_Instructions to follow_
Return every line of the records below verbatim, with no pictures in the copy.

[start of Data section]

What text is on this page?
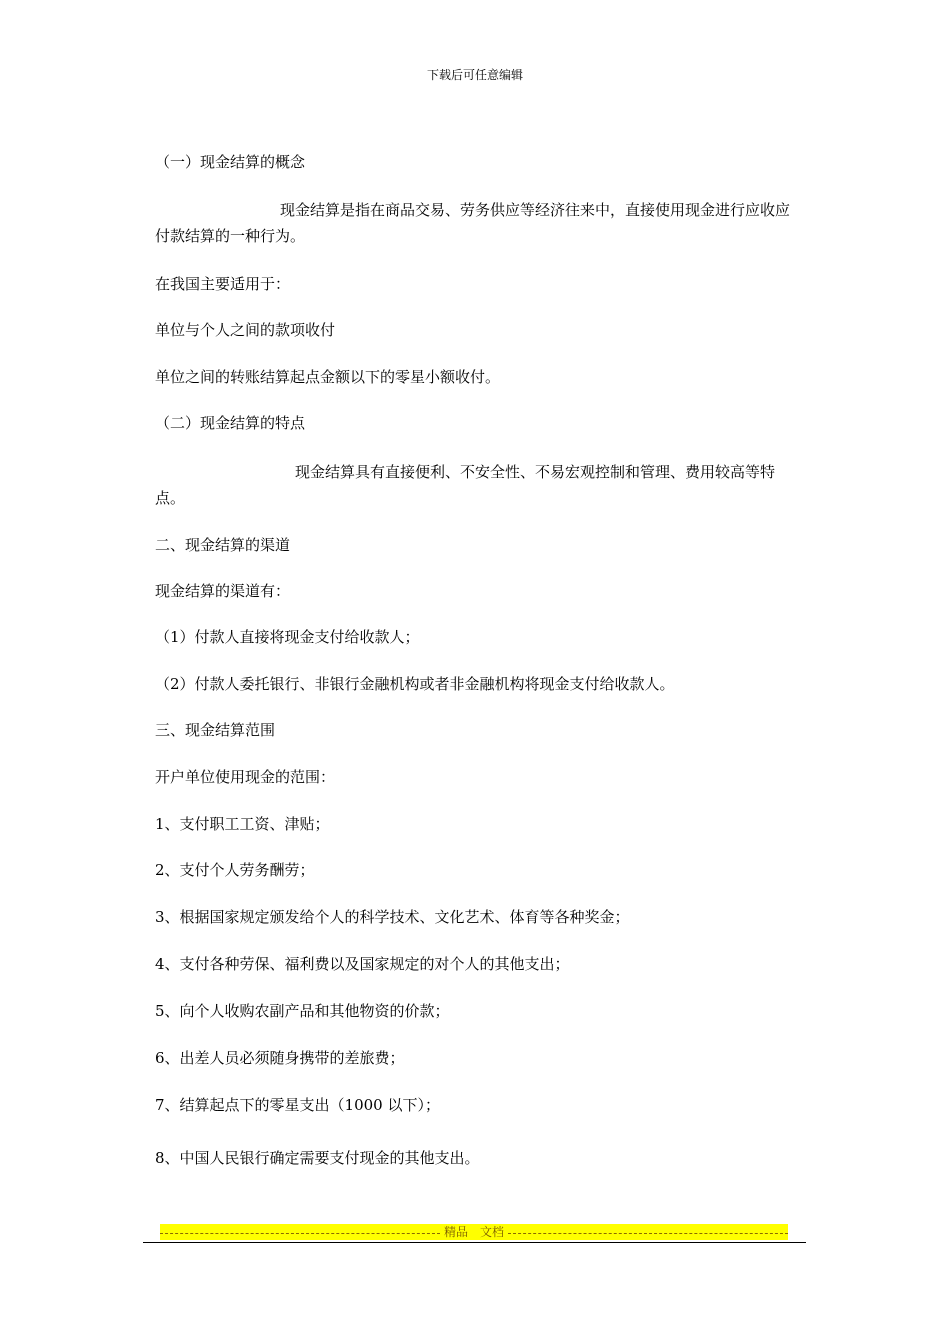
下载后可任意编辑
（一）现金结算的概念
现金结算是指在商品交易、劳务供应等经济往来中，直接使用现金进行应收应付款结算的一种行为。
在我国主要适用于：
单位与个人之间的款项收付
单位之间的转账结算起点金额以下的零星小额收付。
（二）现金结算的特点
现金结算具有直接便利、不安全性、不易宏观控制和管理、费用较高等特点。
二、现金结算的渠道
现金结算的渠道有：
（1）付款人直接将现金支付给收款人；
（2）付款人委托银行、非银行金融机构或者非金融机构将现金支付给收款人。
三、现金结算范围
开户单位使用现金的范围：
1、支付职工工资、津贴；
2、支付个人劳务酬劳；
3、根据国家规定颁发给个人的科学技术、文化艺术、体育等各种奖金；
4、支付各种劳保、福利费以及国家规定的对个人的其他支出；
5、向个人收购农副产品和其他物资的价款；
6、出差人员必须随身携带的差旅费；
7、结算起点下的零星支出（1000 以下）；
8、中国人民银行确定需要支付现金的其他支出。
精品　文档
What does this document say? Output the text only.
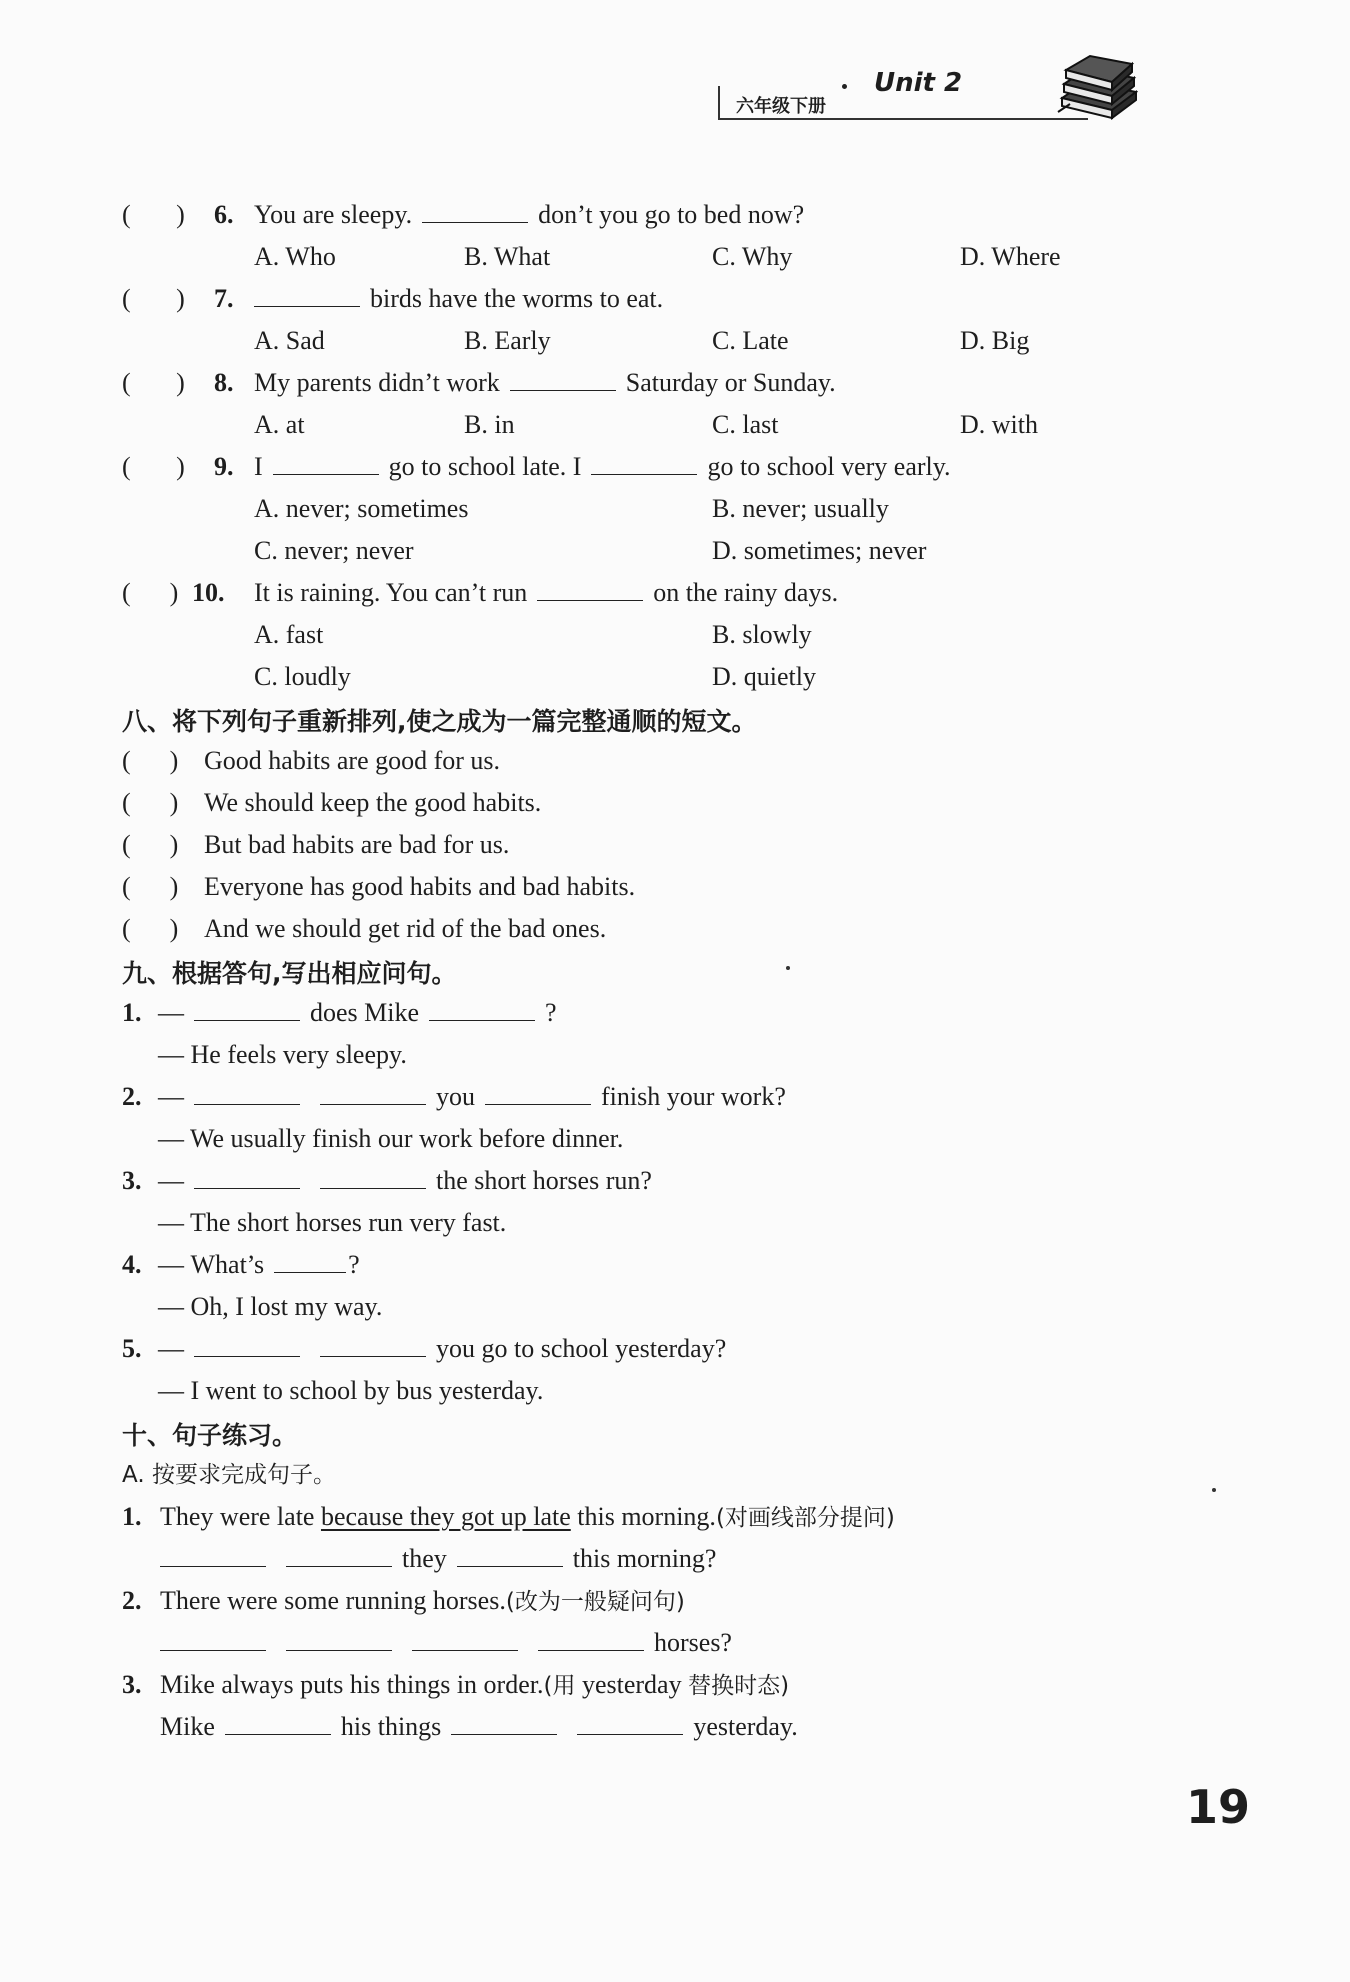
六年级下册
Unit 2
(       ) 6. You are sleepy.	don’t you go to bed now?
A. Who	B. What	C. Why	D. Where
(       ) 7.	birds have the worms to eat.
A. Sad	B. Early	C. Late	D. Big
(       ) 8. My parents didn’t work	Saturday or Sunday.
A. at	B. in	C. last	D. with
(       ) 9. I	go to school late. I	go to school very early.
A. never; sometimes	B. never; usually
C. never; never	D. sometimes; never
(      ) 10. It is raining. You can’t run	on the rainy days.
A. fast	B. slowly
C. loudly	D. quietly
八、将下列句子重新排列,使之成为一篇完整通顺的短文。
(      ) Good habits are good for us.
(      ) We should keep the good habits.
(      ) But bad habits are bad for us.
(      ) Everyone has good habits and bad habits.
(      ) And we should get rid of the bad ones.
九、根据答句,写出相应问句。
1. —	does Mike	?
— He feels very sleepy.
2. —	you	finish your work?
— We usually finish our work before dinner.
3. —	the short horses run?
— The short horses run very fast.
4. — What’s	?
— Oh, I lost my way.
5. —	you go to school yesterday?
— I went to school by bus yesterday.
十、句子练习。
A. 按要求完成句子。
1. They were late because they got up late this morning.(对画线部分提问)
they	this morning?
2. There were some running horses.(改为一般疑问句)
horses?
3. Mike always puts his things in order.(用 yesterday 替换时态)
Mike	his things	yesterday.
19
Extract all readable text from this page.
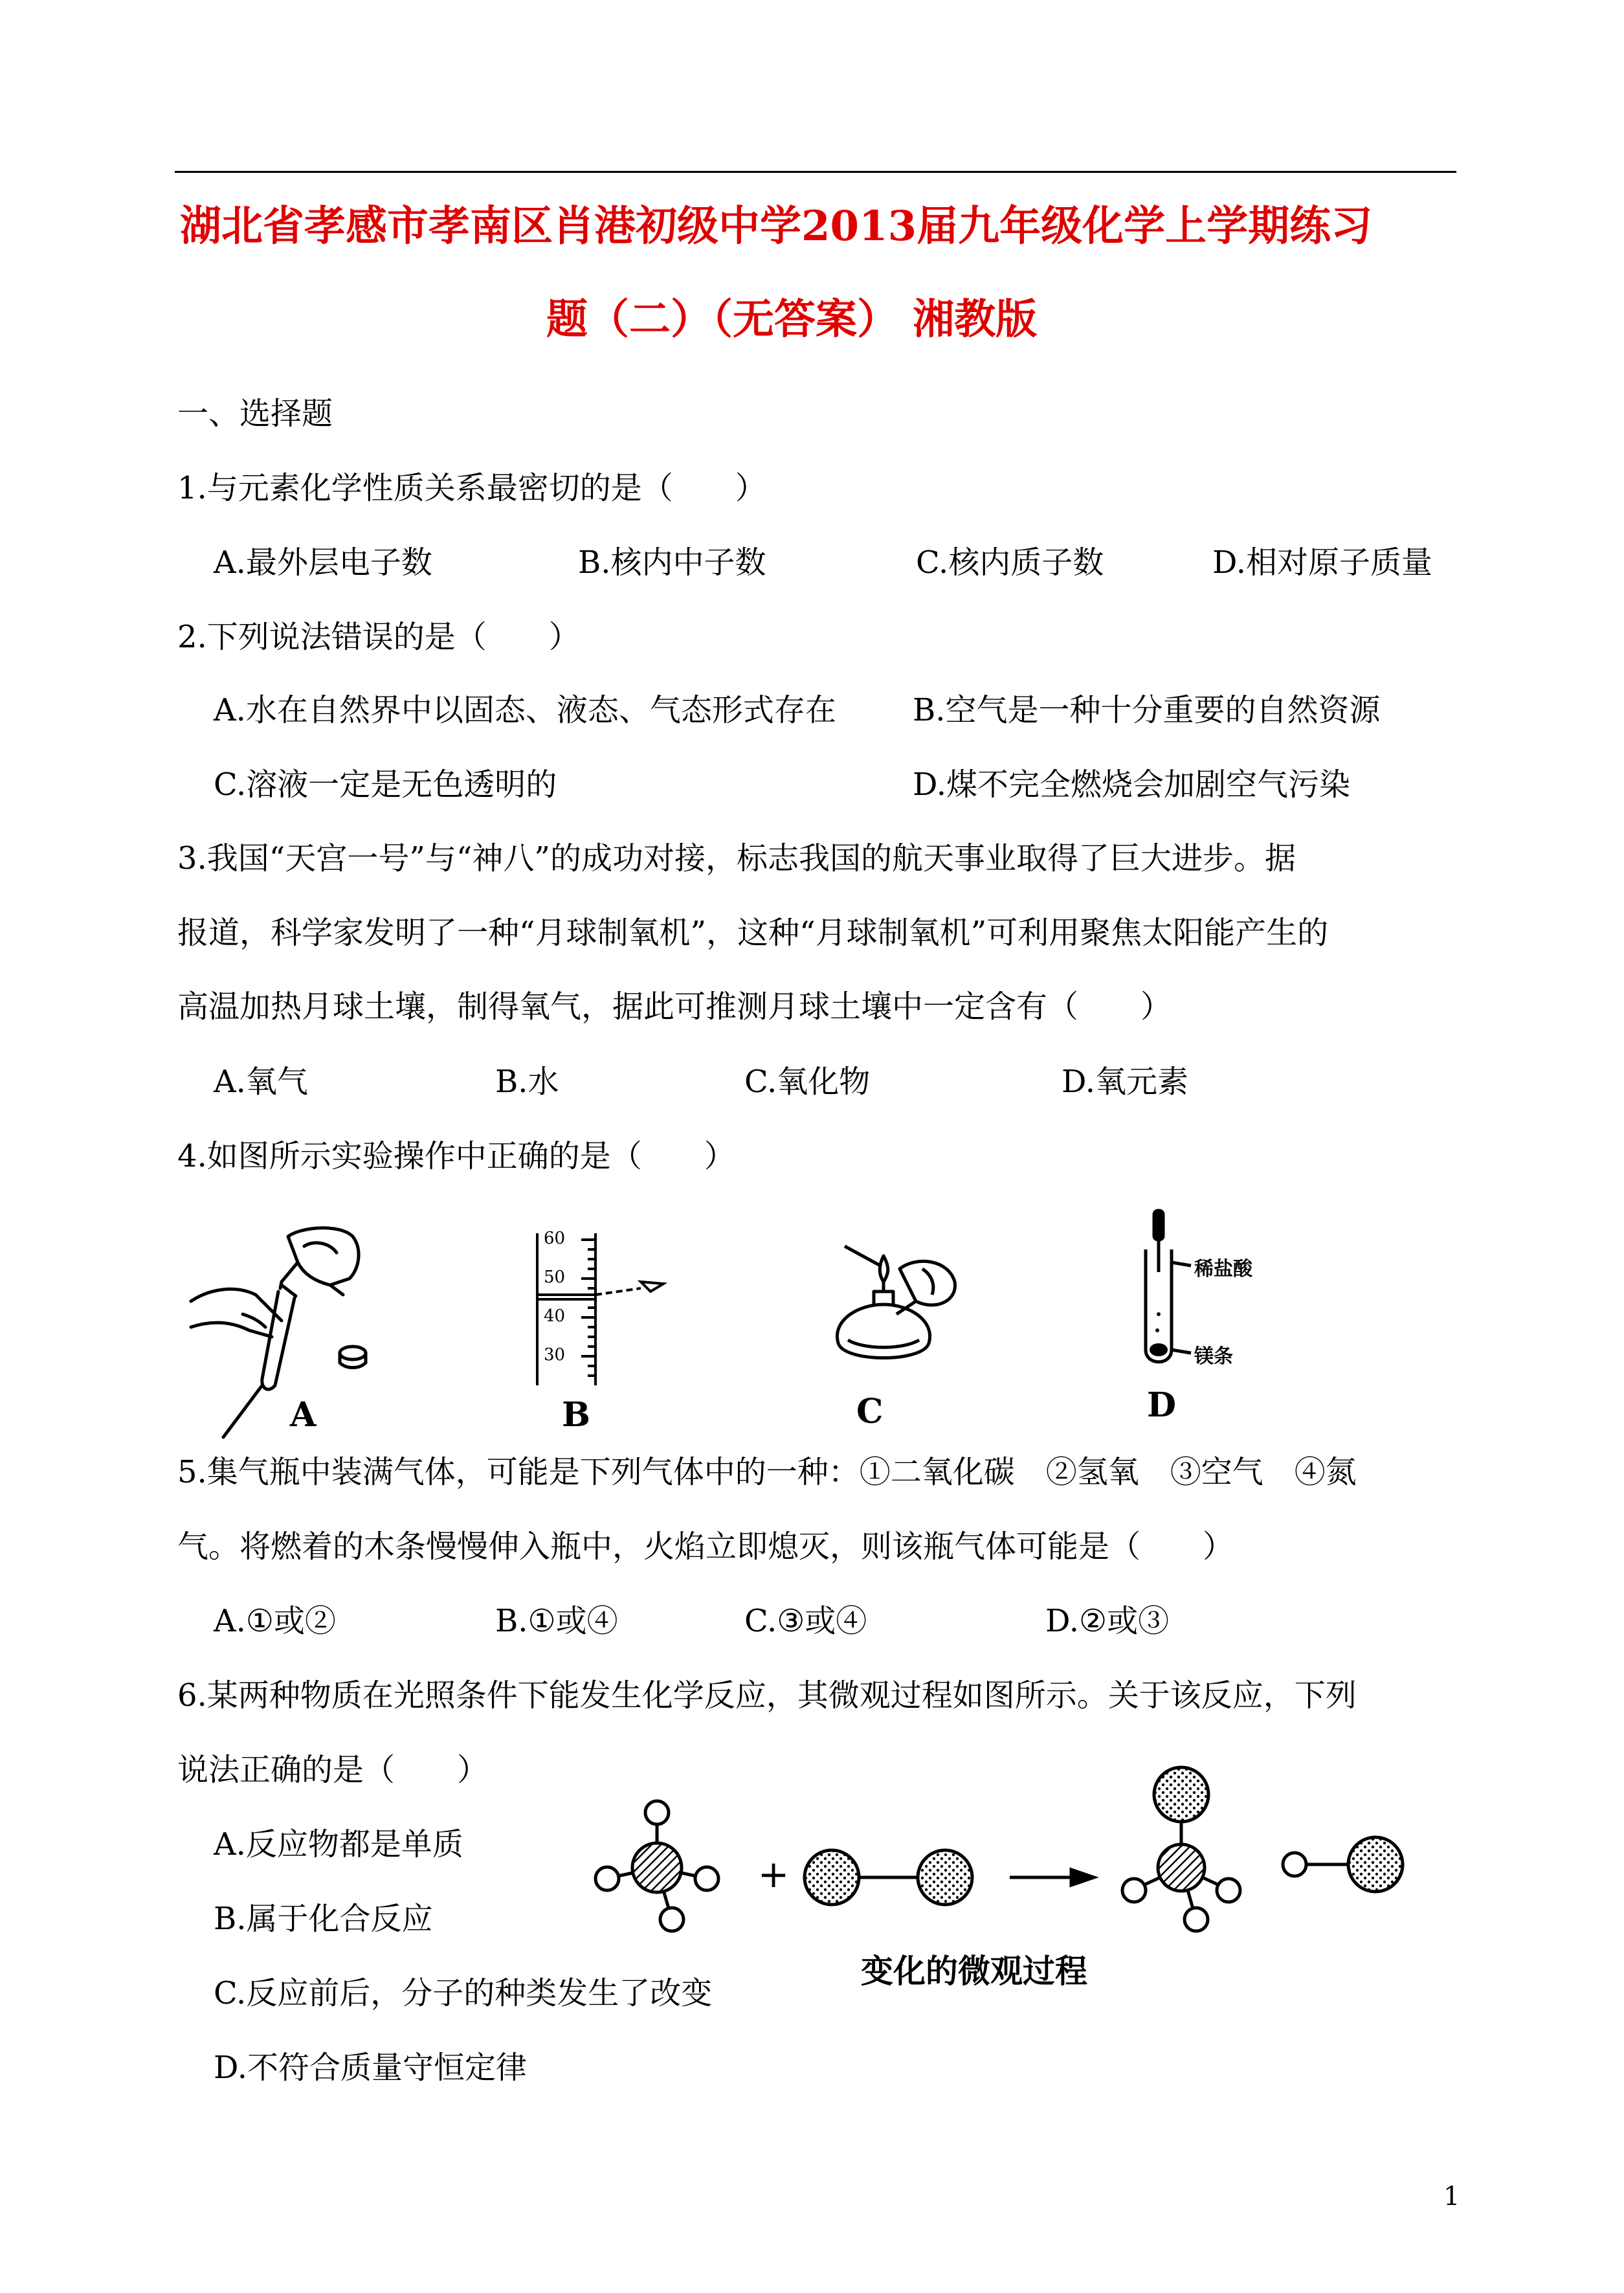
湖北省孝感市孝南区肖港初级中学2013届九年级化学上学期练习
题（二）（无答案） 湘教版
一、选择题
1.与元素化学性质关系最密切的是（　　）
A.最外层电子数	B.核内中子数	C.核内质子数	D.相对原子质量
2.下列说法错误的是（　　）
A.水在自然界中以固态、液态、气态形式存在 B.空气是一种十分重要的自然资源
C.溶液一定是无色透明的	D.煤不完全燃烧会加剧空气污染
3.我国“天宫一号”与“神八”的成功对接，标志我国的航天事业取得了巨大进步。据
报道，科学家发明了一种“月球制氧机”，这种“月球制氧机”可利用聚焦太阳能产生的
高温加热月球土壤，制得氧气，据此可推测月球土壤中一定含有（　　）
A.氧气	B.水	C.氧化物	D.氧元素
4.如图所示实验操作中正确的是（　　）
A
60
50
40
30
B	C
稀盐酸
镁条
D
5.集气瓶中装满气体，可能是下列气体中的一种：①二氧化碳　②氢氧　③空气　④氮
气。将燃着的木条慢慢伸入瓶中，火焰立即熄灭，则该瓶气体可能是（　　）
A.①或②	B.①或④	C.③或④	D.②或③
6.某两种物质在光照条件下能发生化学反应，其微观过程如图所示。关于该反应，下列
说法正确的是（　　）
A.反应物都是单质
B.属于化合反应
C.反应前后，分子的种类发生了改变
D.不符合质量守恒定律
+
变化的微观过程
1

[end of Data section]

_Problem solution_
What text is on this page?
下载后可任意编辑
（一）现金结算的概念
现金结算是指在商品交易、劳务供应等经济往来中，直接使用现金进行应收应付款结算的一种行为。
在我国主要适用于：
单位与个人之间的款项收付
单位之间的转账结算起点金额以下的零星小额收付。
（二）现金结算的特点
现金结算具有直接便利、不安全性、不易宏观控制和管理、费用较高等特点。
二、现金结算的渠道
现金结算的渠道有：
（1）付款人直接将现金支付给收款人；
（2）付款人委托银行、非银行金融机构或者非金融机构将现金支付给收款人。
三、现金结算范围
开户单位使用现金的范围：
1、支付职工工资、津贴；
2、支付个人劳务酬劳；
3、根据国家规定颁发给个人的科学技术、文化艺术、体育等各种奖金；
4、支付各种劳保、福利费以及国家规定的对个人的其他支出；
5、向个人收购农副产品和其他物资的价款；
6、出差人员必须随身携带的差旅费；
7、结算起点下的零星支出（1000 以下）；
8、中国人民银行确定需要支付现金的其他支出。
精品　文档
What does this document say? Output the text only.
六年级下册
Unit 2
(       ) 6. You are sleepy.	don’t you go to bed now?
A. Who	B. What	C. Why	D. Where
(       ) 7.	birds have the worms to eat.
A. Sad	B. Early	C. Late	D. Big
(       ) 8. My parents didn’t work	Saturday or Sunday.
A. at	B. in	C. last	D. with
(       ) 9. I	go to school late. I	go to school very early.
A. never; sometimes	B. never; usually
C. never; never	D. sometimes; never
(      ) 10. It is raining. You can’t run	on the rainy days.
A. fast	B. slowly
C. loudly	D. quietly
八、将下列句子重新排列,使之成为一篇完整通顺的短文。
(      ) Good habits are good for us.
(      ) We should keep the good habits.
(      ) But bad habits are bad for us.
(      ) Everyone has good habits and bad habits.
(      ) And we should get rid of the bad ones.
九、根据答句,写出相应问句。
1. —	does Mike	?
— He feels very sleepy.
2. —	you	finish your work?
— We usually finish our work before dinner.
3. —	the short horses run?
— The short horses run very fast.
4. — What’s	?
— Oh, I lost my way.
5. —	you go to school yesterday?
— I went to school by bus yesterday.
十、句子练习。
A. 按要求完成句子。
1. They were late because they got up late this morning.(对画线部分提问)
they	this morning?
2. There were some running horses.(改为一般疑问句)
horses?
3. Mike always puts his things in order.(用 yesterday 替换时态)
Mike	his things	yesterday.
19
Extract all readable text from this page.
湖北省孝感市孝南区肖港初级中学2013届九年级化学上学期练习
题（二）（无答案） 湘教版
一、选择题
1.与元素化学性质关系最密切的是（　　）
A.最外层电子数	B.核内中子数	C.核内质子数	D.相对原子质量
2.下列说法错误的是（　　）
A.水在自然界中以固态、液态、气态形式存在 B.空气是一种十分重要的自然资源
C.溶液一定是无色透明的	D.煤不完全燃烧会加剧空气污染
3.我国“天宫一号”与“神八”的成功对接，标志我国的航天事业取得了巨大进步。据
报道，科学家发明了一种“月球制氧机”，这种“月球制氧机”可利用聚焦太阳能产生的
高温加热月球土壤，制得氧气，据此可推测月球土壤中一定含有（　　）
A.氧气	B.水	C.氧化物	D.氧元素
4.如图所示实验操作中正确的是（　　）
A
60
50
40
30
B	C
稀盐酸
镁条
D
5.集气瓶中装满气体，可能是下列气体中的一种：①二氧化碳　②氢氧　③空气　④氮
气。将燃着的木条慢慢伸入瓶中，火焰立即熄灭，则该瓶气体可能是（　　）
A.①或②	B.①或④	C.③或④	D.②或③
6.某两种物质在光照条件下能发生化学反应，其微观过程如图所示。关于该反应，下列
说法正确的是（　　）
A.反应物都是单质
B.属于化合反应
C.反应前后，分子的种类发生了改变
D.不符合质量守恒定律
+
变化的微观过程
1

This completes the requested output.